• Stored data entries
------------------------------------

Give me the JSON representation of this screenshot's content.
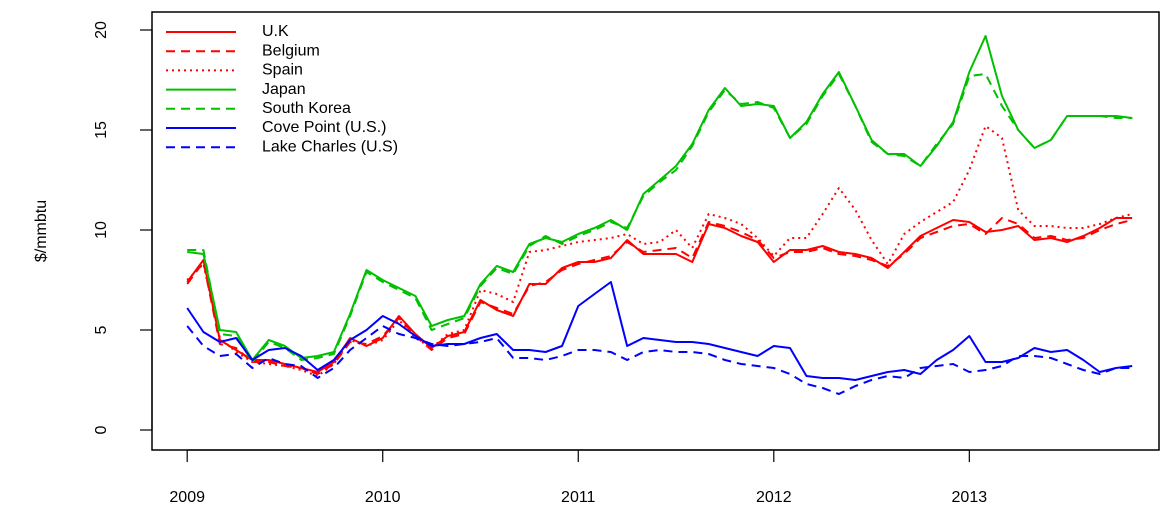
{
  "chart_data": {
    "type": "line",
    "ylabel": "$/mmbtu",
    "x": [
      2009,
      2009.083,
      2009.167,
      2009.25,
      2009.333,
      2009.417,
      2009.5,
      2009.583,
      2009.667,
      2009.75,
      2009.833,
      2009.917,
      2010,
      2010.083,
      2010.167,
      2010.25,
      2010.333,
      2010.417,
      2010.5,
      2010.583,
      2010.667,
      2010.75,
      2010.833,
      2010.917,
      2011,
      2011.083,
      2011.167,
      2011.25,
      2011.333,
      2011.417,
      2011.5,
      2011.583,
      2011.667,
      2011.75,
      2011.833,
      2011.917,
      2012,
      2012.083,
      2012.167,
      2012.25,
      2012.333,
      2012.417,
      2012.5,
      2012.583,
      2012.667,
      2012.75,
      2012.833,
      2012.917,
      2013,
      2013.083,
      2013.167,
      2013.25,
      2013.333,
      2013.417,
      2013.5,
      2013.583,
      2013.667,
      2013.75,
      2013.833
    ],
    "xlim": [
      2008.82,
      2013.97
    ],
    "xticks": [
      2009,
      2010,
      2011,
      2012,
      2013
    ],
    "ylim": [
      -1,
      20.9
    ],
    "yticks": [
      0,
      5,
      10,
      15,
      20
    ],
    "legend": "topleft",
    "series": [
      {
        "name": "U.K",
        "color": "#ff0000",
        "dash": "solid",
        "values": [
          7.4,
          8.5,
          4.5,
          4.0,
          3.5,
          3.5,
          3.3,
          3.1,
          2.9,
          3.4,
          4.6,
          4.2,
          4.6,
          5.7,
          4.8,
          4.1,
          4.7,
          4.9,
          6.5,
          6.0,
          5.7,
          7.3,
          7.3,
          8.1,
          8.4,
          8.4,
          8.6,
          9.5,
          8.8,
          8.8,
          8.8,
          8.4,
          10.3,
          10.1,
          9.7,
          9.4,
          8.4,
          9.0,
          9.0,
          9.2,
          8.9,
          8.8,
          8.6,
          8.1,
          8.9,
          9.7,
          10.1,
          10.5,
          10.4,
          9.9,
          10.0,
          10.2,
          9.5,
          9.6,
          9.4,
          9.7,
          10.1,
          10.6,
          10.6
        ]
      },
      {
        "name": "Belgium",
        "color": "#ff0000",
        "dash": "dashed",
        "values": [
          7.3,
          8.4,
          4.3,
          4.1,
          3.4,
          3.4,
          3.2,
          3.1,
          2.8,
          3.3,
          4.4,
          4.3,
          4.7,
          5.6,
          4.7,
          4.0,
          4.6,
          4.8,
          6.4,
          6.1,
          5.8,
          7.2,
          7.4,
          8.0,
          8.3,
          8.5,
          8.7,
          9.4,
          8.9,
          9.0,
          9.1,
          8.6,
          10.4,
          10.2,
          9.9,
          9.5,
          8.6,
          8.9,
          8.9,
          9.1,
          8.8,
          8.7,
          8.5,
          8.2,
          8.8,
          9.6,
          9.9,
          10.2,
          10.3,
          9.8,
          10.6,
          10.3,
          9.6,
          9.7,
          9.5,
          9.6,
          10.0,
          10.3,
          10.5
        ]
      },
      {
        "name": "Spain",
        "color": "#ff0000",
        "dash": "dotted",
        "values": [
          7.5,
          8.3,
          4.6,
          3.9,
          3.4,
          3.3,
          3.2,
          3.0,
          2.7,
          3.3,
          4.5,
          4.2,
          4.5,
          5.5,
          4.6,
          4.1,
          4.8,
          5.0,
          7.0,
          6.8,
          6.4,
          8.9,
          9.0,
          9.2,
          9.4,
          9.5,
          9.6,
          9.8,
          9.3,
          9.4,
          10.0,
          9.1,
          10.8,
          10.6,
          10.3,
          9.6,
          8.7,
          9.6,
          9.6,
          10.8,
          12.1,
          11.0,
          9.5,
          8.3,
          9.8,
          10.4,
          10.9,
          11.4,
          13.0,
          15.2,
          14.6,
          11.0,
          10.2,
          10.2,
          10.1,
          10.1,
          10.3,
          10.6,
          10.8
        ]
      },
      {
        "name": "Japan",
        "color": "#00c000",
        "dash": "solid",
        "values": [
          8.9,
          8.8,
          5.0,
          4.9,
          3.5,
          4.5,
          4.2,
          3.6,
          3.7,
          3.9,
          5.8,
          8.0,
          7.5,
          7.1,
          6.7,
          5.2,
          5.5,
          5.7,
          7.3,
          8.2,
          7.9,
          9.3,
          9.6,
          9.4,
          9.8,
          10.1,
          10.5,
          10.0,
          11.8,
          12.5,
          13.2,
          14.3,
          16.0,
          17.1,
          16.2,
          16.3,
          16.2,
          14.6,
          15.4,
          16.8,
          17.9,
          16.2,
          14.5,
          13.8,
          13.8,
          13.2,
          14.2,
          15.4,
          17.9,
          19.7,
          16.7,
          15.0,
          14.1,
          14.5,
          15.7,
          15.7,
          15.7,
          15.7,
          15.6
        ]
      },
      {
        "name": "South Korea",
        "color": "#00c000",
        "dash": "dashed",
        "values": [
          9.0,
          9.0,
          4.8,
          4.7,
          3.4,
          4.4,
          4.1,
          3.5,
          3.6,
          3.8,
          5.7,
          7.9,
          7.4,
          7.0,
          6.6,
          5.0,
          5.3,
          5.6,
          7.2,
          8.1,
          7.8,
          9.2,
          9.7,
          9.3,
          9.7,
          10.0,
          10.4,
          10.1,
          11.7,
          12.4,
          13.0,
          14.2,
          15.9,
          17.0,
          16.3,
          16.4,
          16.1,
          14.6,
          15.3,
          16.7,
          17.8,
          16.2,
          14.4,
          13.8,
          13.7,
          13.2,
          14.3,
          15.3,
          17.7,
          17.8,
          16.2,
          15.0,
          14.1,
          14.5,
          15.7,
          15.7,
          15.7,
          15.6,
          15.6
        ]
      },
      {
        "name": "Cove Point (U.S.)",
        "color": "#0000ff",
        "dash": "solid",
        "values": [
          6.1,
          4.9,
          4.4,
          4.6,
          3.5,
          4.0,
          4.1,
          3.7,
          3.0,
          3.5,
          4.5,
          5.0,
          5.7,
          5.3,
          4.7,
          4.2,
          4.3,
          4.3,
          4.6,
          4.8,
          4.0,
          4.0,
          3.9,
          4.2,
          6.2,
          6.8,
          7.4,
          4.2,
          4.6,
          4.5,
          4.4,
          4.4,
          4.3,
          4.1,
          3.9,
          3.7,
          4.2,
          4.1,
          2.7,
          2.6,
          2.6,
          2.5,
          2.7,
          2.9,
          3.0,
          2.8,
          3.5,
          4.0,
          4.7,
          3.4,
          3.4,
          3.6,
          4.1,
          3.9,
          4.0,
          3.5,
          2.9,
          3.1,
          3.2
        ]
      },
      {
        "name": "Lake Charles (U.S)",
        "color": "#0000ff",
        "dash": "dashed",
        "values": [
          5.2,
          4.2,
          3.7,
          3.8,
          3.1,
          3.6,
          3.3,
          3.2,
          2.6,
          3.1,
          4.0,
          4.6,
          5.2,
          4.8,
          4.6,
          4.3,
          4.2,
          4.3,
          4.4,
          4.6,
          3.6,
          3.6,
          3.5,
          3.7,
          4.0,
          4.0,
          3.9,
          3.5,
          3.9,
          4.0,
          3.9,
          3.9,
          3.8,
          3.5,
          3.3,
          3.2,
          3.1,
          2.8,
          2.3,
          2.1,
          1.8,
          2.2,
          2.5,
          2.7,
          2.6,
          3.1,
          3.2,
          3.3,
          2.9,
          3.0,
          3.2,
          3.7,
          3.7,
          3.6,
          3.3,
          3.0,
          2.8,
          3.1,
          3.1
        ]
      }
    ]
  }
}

------------------------------------

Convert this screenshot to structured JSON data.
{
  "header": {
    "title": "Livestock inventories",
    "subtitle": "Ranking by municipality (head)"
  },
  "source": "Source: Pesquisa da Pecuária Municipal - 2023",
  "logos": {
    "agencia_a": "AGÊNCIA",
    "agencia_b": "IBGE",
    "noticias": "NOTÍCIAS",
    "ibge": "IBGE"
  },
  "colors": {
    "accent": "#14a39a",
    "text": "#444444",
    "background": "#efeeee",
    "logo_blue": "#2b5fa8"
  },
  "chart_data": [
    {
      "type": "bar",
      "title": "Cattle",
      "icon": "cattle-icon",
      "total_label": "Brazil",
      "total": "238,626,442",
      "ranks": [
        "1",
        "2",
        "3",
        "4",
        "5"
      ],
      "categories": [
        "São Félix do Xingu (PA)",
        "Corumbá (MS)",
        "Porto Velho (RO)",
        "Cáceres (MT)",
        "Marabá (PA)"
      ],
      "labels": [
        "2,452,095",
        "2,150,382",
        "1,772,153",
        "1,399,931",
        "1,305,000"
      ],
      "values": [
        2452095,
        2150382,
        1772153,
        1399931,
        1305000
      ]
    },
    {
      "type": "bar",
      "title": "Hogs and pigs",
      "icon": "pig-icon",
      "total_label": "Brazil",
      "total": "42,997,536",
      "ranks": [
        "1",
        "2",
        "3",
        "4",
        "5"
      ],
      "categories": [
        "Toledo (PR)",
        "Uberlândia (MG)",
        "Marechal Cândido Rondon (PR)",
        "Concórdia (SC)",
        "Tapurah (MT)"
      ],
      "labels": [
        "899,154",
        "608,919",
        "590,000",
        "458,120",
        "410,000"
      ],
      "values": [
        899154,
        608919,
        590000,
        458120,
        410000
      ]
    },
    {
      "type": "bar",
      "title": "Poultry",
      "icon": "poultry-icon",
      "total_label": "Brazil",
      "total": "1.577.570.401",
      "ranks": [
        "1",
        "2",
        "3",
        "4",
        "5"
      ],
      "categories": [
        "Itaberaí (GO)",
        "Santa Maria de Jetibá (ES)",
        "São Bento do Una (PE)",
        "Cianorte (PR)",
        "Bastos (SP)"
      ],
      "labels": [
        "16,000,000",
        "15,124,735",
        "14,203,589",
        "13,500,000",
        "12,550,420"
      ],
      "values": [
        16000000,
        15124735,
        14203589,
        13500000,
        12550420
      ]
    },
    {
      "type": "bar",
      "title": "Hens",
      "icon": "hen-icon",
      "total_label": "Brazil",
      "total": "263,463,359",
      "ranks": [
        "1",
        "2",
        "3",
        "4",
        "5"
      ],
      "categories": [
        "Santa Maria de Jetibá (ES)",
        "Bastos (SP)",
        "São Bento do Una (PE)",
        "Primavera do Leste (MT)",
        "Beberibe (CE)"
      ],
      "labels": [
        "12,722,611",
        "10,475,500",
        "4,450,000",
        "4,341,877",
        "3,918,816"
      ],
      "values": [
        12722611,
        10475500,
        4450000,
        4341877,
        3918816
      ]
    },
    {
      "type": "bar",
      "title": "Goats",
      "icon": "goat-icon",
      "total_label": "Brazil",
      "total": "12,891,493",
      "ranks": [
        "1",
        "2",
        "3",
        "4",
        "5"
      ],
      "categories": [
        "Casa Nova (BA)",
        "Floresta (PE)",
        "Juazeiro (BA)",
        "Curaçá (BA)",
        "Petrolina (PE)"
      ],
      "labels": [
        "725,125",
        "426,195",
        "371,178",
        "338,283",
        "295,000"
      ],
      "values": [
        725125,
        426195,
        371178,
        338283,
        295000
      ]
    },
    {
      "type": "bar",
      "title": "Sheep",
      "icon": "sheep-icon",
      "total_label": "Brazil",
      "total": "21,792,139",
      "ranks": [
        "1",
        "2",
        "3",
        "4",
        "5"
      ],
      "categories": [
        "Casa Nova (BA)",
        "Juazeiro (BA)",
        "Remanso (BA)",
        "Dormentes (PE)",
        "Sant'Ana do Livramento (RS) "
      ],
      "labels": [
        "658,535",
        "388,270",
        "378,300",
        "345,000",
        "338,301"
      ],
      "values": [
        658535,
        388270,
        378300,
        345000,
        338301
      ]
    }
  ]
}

------------------------------------

• STATED TASK
Using the listing above, show each line holding the string "icon".

• WRITTEN ANSWER
      "icon": "cattle-icon",
      "icon": "pig-icon",
      "icon": "poultry-icon",
      "icon": "hen-icon",
      "icon": "goat-icon",
      "icon": "sheep-icon",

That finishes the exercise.